━━━ Dataset records

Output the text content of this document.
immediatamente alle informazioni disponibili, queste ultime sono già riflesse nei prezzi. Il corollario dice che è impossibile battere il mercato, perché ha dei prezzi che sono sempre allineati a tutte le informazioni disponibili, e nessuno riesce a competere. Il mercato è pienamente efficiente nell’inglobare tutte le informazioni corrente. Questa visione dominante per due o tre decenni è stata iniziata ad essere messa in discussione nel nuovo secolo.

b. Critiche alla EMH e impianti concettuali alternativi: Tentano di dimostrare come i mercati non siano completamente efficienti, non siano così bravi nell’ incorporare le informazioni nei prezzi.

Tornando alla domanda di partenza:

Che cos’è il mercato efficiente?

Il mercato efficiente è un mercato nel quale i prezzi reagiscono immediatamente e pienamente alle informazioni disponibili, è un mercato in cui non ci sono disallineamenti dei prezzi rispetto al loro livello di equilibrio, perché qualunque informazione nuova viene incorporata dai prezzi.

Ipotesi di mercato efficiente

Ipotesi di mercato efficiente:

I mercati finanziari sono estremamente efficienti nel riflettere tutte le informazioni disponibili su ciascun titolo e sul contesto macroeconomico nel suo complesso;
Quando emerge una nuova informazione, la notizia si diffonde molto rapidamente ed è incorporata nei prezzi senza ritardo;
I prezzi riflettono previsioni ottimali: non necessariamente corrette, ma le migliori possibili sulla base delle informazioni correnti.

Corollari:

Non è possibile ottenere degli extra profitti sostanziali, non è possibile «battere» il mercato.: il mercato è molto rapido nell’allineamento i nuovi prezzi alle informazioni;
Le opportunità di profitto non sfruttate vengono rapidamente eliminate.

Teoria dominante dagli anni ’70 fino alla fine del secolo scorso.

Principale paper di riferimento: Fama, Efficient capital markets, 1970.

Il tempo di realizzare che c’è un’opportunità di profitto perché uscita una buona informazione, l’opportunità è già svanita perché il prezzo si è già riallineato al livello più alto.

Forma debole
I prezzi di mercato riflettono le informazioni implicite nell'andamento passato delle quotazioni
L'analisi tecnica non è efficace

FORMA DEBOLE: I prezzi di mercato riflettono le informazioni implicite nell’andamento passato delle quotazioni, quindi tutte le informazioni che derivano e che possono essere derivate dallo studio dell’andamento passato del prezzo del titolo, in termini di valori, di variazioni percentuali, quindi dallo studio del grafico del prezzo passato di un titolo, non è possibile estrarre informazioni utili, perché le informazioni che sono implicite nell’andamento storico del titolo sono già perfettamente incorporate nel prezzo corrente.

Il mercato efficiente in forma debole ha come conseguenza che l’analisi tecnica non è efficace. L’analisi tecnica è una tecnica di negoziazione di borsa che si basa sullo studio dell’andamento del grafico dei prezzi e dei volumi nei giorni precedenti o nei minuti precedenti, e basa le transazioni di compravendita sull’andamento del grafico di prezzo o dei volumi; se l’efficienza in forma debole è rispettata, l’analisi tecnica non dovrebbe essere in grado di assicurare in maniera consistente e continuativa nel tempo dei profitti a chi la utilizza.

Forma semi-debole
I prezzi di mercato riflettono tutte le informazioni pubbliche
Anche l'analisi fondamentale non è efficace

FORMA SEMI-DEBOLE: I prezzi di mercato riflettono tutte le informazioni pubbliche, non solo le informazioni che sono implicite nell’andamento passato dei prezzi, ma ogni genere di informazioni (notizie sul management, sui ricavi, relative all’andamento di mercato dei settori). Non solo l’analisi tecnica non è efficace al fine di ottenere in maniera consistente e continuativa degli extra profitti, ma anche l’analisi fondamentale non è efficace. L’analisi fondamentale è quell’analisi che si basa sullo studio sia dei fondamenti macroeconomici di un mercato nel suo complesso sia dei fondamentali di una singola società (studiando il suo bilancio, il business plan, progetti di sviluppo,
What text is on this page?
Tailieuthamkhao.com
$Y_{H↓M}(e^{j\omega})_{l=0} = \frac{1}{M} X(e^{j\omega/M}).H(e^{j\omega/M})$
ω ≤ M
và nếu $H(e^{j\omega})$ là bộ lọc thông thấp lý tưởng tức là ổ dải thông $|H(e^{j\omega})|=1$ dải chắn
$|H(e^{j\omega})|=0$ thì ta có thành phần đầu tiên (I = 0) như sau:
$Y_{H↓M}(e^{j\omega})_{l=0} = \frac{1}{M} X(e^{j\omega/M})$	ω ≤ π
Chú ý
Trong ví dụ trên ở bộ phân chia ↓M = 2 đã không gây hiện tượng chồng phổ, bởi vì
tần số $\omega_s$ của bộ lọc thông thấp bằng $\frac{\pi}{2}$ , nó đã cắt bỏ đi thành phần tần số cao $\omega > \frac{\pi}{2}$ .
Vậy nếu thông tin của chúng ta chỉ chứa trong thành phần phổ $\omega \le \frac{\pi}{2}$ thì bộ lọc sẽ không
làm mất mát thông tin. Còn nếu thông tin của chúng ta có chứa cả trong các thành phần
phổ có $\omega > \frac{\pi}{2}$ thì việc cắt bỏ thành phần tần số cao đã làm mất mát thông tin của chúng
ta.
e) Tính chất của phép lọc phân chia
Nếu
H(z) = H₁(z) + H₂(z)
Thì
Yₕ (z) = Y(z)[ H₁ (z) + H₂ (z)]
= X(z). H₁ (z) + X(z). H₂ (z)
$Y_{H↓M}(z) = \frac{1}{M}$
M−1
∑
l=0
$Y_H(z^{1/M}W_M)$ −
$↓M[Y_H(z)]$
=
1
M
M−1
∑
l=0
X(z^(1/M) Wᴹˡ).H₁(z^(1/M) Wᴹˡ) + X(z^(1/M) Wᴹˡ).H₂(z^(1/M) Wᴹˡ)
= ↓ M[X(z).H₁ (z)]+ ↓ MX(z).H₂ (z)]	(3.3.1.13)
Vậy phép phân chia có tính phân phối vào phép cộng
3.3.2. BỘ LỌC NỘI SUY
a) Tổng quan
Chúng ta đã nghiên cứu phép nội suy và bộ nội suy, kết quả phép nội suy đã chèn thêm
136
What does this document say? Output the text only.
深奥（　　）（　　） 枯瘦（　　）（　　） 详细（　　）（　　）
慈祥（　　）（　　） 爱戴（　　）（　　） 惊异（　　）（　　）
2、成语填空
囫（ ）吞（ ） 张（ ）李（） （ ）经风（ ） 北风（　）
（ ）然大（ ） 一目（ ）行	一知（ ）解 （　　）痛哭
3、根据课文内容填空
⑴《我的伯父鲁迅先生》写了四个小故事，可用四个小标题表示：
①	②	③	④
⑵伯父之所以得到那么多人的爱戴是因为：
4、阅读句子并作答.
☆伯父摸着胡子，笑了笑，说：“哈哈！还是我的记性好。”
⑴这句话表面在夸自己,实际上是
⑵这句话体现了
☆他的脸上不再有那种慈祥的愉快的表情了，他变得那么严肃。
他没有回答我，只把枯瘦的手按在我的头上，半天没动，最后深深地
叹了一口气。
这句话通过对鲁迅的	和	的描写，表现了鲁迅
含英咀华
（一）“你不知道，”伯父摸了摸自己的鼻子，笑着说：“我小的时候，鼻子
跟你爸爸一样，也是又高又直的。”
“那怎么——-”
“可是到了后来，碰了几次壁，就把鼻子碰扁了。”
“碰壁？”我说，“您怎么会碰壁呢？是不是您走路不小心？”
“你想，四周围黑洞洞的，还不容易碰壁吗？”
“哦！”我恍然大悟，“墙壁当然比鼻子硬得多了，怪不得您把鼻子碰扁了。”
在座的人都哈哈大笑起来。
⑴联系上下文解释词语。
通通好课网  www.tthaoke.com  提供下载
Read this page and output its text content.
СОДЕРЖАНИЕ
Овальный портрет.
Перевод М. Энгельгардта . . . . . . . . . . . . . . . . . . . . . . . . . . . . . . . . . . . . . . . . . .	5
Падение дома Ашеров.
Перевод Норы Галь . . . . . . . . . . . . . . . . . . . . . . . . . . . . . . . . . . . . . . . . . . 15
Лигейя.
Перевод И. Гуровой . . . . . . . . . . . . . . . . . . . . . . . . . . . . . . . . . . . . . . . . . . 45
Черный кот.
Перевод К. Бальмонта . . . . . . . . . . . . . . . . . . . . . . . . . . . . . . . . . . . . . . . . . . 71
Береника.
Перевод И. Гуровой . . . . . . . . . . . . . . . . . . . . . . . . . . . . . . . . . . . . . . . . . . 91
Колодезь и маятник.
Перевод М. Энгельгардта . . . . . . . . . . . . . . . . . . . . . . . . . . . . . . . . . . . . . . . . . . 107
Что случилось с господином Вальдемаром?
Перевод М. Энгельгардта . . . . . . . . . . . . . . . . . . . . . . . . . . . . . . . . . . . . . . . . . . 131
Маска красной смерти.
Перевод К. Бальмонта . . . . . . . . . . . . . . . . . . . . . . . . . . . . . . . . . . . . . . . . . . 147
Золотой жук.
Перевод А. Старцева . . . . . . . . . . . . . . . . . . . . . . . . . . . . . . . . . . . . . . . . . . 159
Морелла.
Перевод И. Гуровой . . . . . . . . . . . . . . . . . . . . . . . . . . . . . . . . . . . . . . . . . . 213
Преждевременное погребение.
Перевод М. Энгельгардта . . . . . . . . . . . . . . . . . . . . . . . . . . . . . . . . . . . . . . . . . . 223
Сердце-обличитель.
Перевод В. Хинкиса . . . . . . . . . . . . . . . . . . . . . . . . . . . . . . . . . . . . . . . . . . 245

━━━━━━

**Work to be completed**
Pull out every line containing "text".

**Exercise solution**
Output the text content of this document.
What text is on this page?
What does this document say? Output the text only.
Read this page and output its text content.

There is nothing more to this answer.